*The exercise:*
Search the material below for the word "since". Copy every line that has it.

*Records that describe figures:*
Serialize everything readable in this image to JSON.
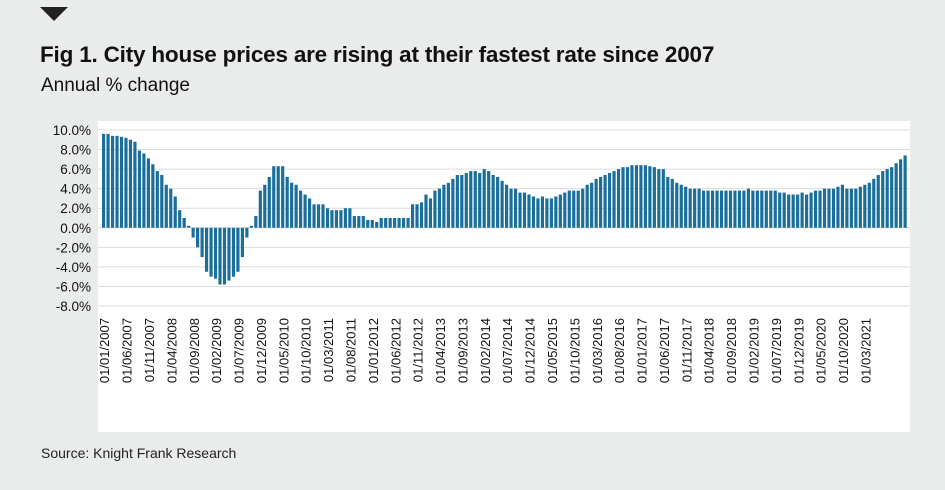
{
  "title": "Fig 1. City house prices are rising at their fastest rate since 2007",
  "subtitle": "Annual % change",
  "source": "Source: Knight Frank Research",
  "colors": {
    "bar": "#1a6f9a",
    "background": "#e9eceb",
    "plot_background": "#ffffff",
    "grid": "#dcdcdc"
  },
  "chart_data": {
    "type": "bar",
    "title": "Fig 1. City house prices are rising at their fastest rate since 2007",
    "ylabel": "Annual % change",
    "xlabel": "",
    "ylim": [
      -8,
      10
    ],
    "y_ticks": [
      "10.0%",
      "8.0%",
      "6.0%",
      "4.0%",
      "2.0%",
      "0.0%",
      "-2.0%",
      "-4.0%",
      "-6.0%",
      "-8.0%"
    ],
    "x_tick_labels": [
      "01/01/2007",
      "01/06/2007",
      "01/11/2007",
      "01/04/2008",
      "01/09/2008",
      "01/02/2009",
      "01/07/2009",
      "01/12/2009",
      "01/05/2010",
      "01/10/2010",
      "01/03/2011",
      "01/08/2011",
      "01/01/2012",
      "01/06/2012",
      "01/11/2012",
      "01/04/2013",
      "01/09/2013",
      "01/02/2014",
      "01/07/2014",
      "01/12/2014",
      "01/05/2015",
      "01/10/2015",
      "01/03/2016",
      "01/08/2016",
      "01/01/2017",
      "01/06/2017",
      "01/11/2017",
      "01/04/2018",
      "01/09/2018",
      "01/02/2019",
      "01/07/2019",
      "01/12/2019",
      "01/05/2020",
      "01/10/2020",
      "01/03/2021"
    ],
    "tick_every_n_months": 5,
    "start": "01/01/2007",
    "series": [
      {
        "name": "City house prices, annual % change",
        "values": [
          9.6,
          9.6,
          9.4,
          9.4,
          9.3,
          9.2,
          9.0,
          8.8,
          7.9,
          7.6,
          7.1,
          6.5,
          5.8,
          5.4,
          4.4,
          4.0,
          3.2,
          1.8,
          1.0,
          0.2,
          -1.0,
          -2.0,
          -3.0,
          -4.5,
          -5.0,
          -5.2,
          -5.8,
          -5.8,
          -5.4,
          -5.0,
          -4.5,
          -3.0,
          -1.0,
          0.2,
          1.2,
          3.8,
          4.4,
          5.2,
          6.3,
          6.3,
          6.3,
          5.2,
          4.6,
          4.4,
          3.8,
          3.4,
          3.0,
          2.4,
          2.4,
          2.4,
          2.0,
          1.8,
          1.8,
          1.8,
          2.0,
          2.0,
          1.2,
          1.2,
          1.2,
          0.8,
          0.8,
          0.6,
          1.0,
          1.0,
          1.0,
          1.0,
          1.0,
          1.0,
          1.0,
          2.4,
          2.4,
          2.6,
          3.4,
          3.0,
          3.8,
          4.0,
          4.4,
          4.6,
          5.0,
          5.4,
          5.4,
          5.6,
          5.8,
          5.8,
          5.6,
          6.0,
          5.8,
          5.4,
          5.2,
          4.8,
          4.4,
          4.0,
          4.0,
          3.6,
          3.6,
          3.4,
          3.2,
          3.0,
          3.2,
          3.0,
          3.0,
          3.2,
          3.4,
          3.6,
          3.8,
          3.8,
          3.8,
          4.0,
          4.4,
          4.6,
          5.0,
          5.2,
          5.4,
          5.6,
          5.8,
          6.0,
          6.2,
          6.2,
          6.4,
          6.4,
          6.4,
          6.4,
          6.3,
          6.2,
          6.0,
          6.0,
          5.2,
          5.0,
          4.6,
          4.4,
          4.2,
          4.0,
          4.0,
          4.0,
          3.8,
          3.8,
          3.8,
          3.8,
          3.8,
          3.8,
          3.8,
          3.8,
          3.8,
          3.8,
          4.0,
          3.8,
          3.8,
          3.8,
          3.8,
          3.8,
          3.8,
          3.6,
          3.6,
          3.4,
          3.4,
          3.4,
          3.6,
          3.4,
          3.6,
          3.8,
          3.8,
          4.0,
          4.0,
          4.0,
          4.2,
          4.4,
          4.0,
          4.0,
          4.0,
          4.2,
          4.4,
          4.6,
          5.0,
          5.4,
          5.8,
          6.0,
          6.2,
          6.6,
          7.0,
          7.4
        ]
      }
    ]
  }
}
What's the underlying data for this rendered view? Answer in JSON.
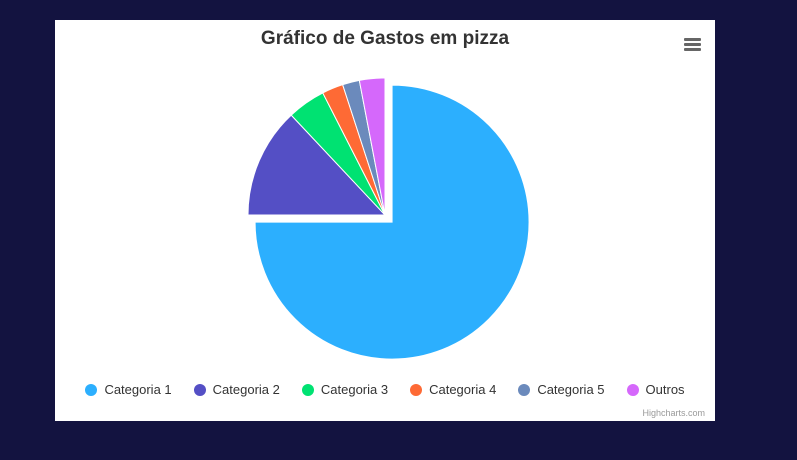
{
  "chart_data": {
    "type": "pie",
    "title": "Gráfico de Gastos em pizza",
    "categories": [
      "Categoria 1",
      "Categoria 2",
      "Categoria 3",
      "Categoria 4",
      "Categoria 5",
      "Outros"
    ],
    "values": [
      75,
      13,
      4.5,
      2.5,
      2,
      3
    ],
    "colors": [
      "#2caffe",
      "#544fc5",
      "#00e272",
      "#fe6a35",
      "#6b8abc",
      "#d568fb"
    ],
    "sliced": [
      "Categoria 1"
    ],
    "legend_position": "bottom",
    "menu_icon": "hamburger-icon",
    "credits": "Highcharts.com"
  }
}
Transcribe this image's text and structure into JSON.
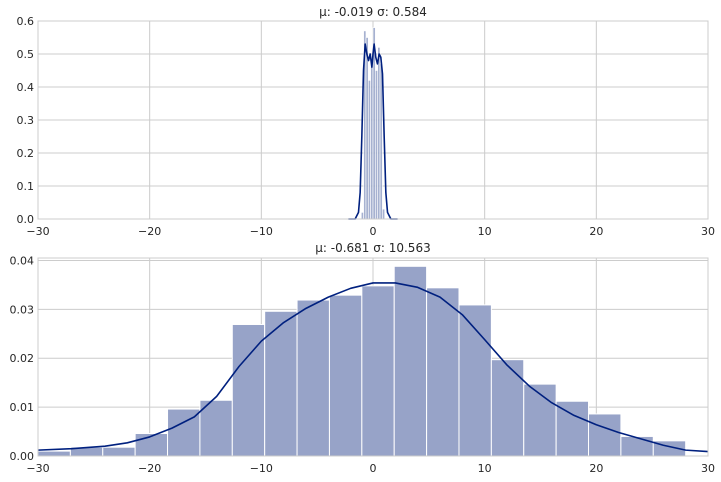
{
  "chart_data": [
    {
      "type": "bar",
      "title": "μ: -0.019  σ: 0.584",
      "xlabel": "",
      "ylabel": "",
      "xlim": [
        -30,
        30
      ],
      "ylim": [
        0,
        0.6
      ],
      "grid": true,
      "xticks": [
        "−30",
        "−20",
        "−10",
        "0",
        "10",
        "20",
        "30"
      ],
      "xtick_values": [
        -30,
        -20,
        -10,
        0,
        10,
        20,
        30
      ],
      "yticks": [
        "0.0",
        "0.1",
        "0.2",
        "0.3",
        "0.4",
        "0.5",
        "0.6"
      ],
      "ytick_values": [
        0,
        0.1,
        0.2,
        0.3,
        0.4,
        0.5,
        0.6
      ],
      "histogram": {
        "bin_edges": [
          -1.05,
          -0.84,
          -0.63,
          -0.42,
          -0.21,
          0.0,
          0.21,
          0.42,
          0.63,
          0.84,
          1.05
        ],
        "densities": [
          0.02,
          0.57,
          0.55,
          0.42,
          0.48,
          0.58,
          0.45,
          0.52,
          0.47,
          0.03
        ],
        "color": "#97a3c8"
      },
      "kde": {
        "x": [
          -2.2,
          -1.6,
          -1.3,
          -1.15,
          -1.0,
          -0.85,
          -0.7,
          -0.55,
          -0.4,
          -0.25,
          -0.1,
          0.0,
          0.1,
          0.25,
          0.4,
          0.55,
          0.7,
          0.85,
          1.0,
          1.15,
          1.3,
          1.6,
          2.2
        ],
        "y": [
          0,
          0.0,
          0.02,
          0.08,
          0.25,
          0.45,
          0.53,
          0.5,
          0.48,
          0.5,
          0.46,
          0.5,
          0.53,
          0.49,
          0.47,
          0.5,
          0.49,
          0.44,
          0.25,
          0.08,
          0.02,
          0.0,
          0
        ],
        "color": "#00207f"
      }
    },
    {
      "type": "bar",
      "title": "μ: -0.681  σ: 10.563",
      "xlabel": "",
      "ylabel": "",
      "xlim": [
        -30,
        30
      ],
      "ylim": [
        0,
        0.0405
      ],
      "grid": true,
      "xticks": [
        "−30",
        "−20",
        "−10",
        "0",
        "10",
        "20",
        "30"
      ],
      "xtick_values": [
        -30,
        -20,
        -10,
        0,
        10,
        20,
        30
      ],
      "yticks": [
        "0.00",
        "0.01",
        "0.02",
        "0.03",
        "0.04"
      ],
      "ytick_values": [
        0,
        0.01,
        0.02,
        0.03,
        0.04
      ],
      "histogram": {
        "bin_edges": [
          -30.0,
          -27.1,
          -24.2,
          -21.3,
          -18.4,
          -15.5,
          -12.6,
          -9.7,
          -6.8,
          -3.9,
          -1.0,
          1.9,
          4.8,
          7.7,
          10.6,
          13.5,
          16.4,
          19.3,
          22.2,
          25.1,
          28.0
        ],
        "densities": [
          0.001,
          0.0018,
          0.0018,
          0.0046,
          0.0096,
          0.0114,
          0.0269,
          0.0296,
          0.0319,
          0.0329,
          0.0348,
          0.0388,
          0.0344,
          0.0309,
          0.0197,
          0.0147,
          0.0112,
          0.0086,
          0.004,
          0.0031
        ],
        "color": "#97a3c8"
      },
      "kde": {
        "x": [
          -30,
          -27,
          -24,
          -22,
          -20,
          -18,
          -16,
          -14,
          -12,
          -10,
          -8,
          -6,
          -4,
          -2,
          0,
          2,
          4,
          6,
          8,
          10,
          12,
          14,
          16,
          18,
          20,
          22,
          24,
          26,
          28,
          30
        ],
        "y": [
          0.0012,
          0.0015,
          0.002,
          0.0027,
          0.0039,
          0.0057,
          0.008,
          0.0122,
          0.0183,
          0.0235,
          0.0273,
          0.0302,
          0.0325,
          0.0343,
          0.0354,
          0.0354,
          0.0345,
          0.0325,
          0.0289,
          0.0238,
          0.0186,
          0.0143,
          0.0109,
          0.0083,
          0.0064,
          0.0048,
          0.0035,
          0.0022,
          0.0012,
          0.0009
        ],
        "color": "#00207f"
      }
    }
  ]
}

*Answer to this exercise:*
  "title": "Fig 1. City house prices are rising at their fastest rate since 2007",
    "title": "Fig 1. City house prices are rising at their fastest rate since 2007",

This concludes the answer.